§ **WORK INSTRUCTIONS**
Each line of the listing that contains the word "icon" is to be copied.

+--

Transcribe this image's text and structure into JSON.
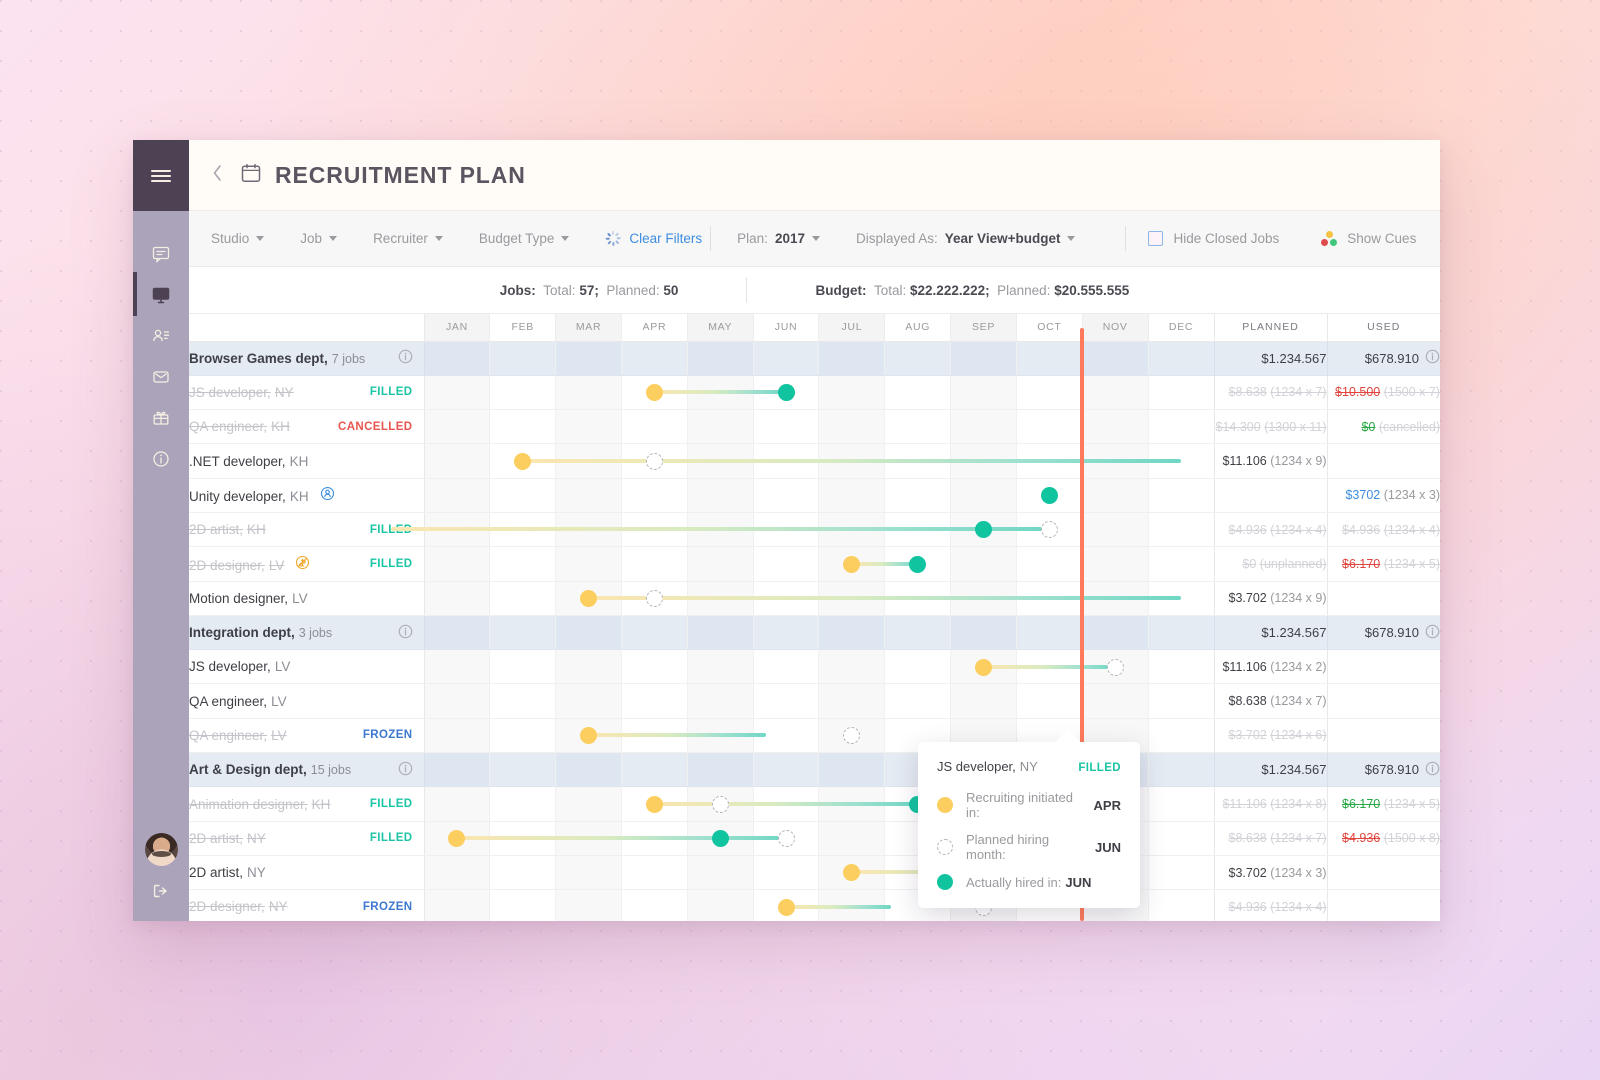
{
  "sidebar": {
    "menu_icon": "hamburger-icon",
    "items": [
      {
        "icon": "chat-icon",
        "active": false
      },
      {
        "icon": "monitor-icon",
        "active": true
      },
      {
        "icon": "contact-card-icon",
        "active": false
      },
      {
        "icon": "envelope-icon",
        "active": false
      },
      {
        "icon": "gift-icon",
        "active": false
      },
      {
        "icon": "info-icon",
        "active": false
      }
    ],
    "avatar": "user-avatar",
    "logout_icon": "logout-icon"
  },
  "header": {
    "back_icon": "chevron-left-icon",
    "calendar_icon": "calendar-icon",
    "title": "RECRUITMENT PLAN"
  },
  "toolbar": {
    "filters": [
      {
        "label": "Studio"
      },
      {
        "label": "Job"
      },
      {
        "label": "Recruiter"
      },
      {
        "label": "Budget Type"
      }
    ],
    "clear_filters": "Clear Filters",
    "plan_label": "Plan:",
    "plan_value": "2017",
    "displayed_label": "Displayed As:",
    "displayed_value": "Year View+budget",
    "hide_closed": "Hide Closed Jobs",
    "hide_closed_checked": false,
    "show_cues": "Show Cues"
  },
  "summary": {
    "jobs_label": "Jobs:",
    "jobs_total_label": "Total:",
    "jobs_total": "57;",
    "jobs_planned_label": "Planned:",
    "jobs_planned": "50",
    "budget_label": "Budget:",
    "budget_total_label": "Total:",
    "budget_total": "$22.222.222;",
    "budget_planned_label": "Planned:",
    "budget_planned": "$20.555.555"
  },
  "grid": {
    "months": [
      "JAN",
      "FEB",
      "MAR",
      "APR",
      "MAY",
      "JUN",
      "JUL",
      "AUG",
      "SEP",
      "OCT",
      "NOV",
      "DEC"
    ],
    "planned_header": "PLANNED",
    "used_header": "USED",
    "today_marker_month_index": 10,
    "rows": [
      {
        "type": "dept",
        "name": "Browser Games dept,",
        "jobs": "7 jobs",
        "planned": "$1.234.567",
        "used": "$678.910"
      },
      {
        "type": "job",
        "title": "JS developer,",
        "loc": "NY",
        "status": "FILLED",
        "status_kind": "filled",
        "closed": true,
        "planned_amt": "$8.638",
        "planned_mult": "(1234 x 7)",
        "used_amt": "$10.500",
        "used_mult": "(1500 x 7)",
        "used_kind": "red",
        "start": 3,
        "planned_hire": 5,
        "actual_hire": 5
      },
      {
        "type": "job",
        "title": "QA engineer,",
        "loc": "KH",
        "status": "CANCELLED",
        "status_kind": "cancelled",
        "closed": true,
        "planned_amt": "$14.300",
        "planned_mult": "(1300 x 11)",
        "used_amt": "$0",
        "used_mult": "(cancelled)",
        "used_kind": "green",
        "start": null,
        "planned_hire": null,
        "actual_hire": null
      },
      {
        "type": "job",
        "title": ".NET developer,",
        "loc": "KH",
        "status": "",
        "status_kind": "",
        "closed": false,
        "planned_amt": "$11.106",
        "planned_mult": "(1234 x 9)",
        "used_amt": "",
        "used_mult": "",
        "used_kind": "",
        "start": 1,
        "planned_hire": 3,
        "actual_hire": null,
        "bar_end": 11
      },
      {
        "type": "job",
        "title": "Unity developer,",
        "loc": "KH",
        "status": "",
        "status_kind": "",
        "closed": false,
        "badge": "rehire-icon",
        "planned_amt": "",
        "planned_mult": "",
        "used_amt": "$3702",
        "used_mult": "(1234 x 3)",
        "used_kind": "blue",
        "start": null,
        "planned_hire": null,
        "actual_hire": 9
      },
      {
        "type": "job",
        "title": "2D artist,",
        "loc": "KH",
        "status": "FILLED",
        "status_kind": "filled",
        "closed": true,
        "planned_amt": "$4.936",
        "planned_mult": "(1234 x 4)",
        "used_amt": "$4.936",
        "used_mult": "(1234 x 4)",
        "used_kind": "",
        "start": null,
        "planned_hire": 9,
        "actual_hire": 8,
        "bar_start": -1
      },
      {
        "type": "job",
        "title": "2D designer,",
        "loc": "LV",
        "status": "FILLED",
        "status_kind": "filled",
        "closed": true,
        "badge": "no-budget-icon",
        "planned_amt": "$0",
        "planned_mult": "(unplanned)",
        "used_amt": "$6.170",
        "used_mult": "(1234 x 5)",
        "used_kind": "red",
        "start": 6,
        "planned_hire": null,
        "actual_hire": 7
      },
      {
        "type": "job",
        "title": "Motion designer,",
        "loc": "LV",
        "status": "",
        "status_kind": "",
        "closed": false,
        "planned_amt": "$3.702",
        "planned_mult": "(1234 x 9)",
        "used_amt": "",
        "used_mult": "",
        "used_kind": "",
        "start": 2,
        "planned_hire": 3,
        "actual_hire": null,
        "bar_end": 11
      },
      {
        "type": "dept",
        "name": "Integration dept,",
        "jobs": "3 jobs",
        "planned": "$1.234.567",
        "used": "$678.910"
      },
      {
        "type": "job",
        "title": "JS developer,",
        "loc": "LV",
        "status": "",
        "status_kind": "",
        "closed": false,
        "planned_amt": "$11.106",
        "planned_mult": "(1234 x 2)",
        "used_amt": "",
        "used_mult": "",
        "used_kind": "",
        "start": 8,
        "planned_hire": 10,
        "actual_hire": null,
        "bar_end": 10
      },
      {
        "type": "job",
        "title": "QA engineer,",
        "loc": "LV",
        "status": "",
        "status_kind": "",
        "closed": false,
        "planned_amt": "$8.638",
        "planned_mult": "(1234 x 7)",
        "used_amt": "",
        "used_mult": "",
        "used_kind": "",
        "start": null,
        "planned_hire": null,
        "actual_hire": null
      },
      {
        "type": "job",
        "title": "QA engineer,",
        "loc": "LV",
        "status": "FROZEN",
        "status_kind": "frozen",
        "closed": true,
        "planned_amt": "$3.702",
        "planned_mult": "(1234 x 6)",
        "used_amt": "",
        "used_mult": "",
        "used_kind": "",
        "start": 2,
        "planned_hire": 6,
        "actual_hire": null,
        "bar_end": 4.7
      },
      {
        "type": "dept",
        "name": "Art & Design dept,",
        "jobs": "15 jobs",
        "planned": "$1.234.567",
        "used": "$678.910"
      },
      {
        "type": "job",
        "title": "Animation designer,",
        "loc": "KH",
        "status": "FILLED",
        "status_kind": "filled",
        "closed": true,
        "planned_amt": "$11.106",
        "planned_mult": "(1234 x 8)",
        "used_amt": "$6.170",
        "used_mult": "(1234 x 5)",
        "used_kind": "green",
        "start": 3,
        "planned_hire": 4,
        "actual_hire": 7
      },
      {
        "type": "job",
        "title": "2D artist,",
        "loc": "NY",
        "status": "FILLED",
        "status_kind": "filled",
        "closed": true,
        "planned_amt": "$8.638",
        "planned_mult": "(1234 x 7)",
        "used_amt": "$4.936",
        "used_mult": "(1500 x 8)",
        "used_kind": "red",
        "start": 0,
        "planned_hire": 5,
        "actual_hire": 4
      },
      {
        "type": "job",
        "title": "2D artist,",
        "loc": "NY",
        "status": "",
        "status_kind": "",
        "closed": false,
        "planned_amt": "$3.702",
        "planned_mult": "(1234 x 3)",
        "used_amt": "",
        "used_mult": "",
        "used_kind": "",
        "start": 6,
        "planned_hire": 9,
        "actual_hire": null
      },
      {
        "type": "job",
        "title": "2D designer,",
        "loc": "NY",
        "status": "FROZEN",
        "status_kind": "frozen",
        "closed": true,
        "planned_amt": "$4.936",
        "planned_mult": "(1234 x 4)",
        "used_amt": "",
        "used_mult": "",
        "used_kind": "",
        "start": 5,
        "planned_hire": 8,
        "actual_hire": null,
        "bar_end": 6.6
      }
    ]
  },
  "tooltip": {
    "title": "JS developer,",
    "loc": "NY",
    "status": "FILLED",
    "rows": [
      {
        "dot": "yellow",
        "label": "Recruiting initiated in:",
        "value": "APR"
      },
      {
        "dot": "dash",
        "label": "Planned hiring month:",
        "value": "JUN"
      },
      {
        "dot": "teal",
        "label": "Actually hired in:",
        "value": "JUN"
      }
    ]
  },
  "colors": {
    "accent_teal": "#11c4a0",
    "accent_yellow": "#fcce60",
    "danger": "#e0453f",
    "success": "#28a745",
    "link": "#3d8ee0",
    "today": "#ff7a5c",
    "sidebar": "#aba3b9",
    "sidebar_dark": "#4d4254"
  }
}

+--

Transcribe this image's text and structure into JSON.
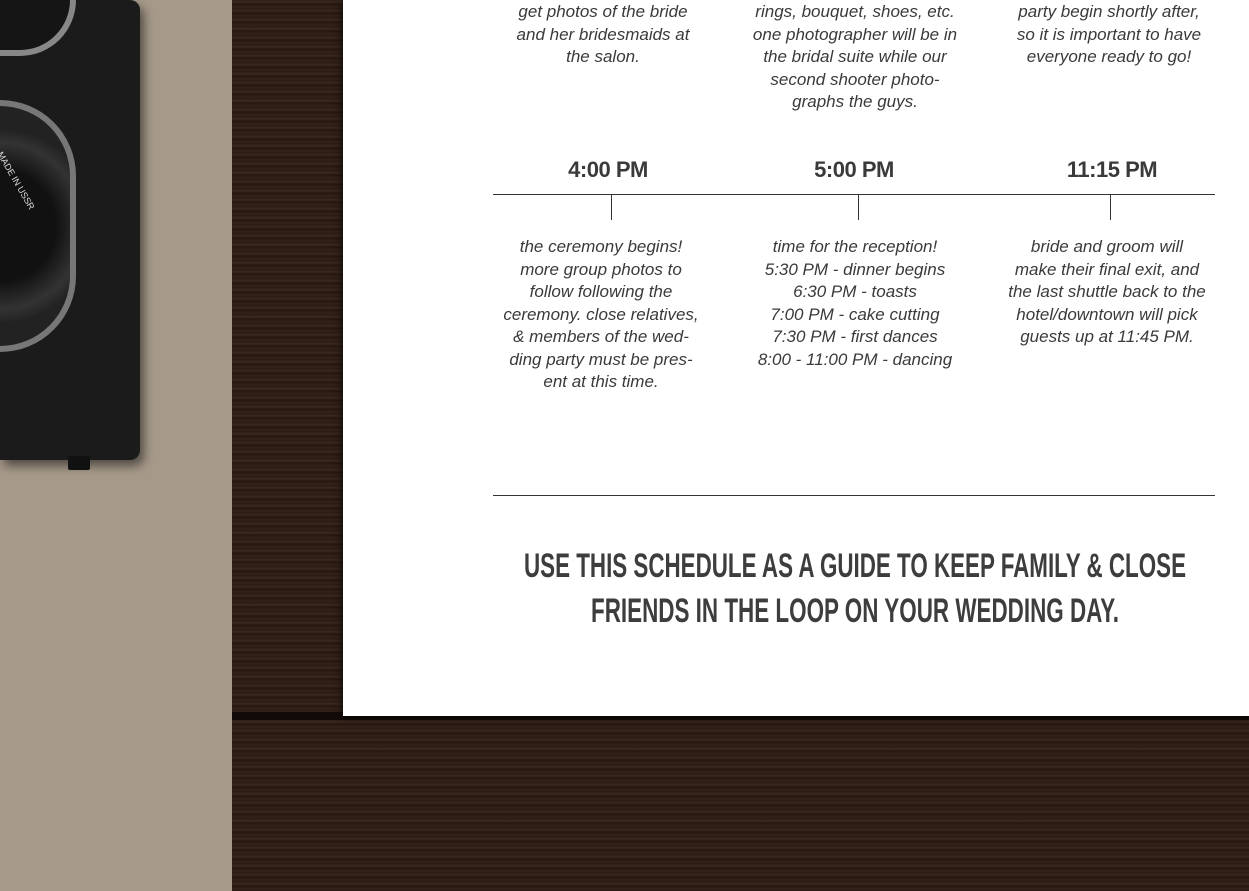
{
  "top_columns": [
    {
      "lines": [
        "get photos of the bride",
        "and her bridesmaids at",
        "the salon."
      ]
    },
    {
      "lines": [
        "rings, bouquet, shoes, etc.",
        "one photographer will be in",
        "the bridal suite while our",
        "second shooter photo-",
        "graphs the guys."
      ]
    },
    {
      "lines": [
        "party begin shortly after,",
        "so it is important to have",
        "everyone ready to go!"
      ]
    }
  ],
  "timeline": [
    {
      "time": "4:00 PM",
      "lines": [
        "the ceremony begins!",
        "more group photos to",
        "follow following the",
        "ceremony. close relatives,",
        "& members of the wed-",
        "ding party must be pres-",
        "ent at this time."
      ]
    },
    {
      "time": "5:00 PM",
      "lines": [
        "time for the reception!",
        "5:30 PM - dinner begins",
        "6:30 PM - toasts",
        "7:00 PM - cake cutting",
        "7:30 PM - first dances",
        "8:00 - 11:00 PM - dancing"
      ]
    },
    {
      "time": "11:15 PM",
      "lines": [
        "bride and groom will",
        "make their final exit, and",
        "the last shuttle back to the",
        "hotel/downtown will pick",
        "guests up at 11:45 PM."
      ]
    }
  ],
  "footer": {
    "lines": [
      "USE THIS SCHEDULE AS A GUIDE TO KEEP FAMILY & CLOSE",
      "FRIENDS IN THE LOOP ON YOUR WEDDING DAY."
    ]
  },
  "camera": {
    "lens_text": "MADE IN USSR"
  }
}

+--

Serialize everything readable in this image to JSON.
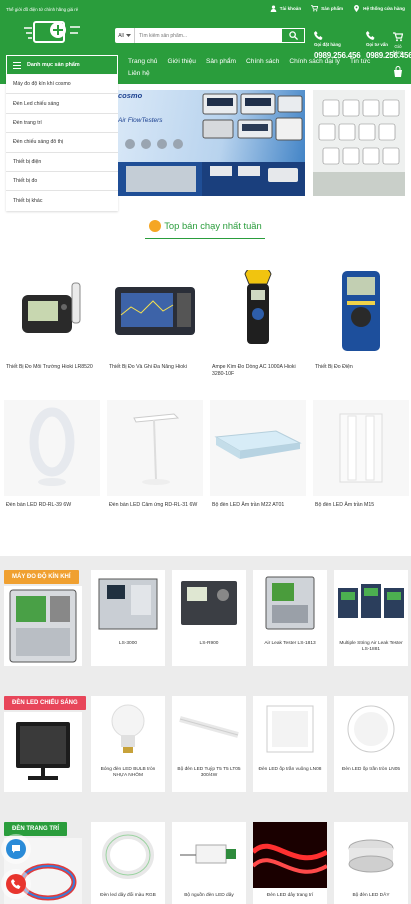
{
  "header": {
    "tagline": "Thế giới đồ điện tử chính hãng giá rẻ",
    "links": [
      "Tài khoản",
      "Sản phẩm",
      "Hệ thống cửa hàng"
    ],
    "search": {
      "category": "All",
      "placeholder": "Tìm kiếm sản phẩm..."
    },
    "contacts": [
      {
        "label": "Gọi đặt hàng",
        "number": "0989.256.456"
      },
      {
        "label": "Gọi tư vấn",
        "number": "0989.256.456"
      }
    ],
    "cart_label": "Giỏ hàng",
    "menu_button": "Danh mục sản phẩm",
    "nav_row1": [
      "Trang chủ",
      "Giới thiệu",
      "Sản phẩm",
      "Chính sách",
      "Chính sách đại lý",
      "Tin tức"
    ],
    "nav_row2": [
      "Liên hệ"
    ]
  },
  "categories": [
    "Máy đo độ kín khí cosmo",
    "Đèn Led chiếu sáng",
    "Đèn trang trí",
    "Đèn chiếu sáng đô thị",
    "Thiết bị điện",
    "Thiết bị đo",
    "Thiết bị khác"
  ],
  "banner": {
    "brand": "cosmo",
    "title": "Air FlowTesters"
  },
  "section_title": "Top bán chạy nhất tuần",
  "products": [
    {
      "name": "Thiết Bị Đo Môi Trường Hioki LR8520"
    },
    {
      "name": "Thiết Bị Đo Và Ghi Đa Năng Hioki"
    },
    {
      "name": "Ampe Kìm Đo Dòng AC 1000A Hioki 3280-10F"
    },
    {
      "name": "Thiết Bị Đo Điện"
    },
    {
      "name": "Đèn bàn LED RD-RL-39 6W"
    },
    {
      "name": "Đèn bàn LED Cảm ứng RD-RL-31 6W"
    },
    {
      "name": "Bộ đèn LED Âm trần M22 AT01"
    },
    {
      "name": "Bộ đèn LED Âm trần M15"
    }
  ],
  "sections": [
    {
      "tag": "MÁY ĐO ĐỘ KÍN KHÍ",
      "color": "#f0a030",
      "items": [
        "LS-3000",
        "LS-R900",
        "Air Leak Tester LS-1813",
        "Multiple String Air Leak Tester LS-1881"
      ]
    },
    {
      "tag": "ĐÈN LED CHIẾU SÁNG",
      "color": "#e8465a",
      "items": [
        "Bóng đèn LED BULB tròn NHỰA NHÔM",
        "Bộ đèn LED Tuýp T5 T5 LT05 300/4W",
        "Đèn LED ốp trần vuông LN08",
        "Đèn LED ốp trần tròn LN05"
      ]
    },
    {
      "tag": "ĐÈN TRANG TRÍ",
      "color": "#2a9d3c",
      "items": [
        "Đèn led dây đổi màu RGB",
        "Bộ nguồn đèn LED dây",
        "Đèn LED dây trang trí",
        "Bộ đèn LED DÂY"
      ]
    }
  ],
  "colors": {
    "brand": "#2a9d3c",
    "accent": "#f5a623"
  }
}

+--

§ **SOLUTION TO THIS TASK**
    "menu_icon": "hamburger-icon",
        "icon": "chat-icon",
        "icon": "monitor-icon",
        "icon": "contact-card-icon",
        "icon": "envelope-icon",
        "icon": "gift-icon",
        "icon": "info-icon",
    "logout_icon": "logout-icon"
    "back_icon": "chevron-left-icon",
    "calendar_icon": "calendar-icon",
        "badge": "rehire-icon",
        "badge": "no-budget-icon",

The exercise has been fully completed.